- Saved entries
• • •
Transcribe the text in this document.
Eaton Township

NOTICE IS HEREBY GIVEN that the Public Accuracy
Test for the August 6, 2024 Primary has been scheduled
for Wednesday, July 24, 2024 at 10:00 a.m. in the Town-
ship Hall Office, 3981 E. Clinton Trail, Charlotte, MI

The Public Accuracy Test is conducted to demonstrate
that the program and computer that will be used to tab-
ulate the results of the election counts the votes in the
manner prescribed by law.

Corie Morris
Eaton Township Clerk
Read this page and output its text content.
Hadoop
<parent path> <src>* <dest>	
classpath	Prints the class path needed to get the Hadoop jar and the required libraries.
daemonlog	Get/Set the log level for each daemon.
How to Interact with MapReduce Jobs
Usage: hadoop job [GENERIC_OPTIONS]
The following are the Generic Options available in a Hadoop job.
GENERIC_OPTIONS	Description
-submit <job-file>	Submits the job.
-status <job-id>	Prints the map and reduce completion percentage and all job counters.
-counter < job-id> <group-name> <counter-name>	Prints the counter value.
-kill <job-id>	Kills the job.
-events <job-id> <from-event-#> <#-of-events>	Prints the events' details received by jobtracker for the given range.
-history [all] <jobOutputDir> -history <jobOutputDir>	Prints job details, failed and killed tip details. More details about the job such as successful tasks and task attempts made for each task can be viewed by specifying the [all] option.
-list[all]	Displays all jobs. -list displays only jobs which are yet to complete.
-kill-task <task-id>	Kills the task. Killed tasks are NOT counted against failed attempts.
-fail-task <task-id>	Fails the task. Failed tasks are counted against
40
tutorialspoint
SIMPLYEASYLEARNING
• • •
- OBJECTIVE
Look through the data and show every line containing "task".

- IN RESPONSE
-history [all] <jobOutputDir> -history <jobOutputDir>	Prints job details, failed and killed tip details. More details about the job such as successful tasks and task attempts made for each task can be viewed by specifying the [all] option.
-kill-task <task-id>	Kills the task. Killed tasks are NOT counted against failed attempts.
-fail-task <task-id>	Fails the task. Failed tasks are counted against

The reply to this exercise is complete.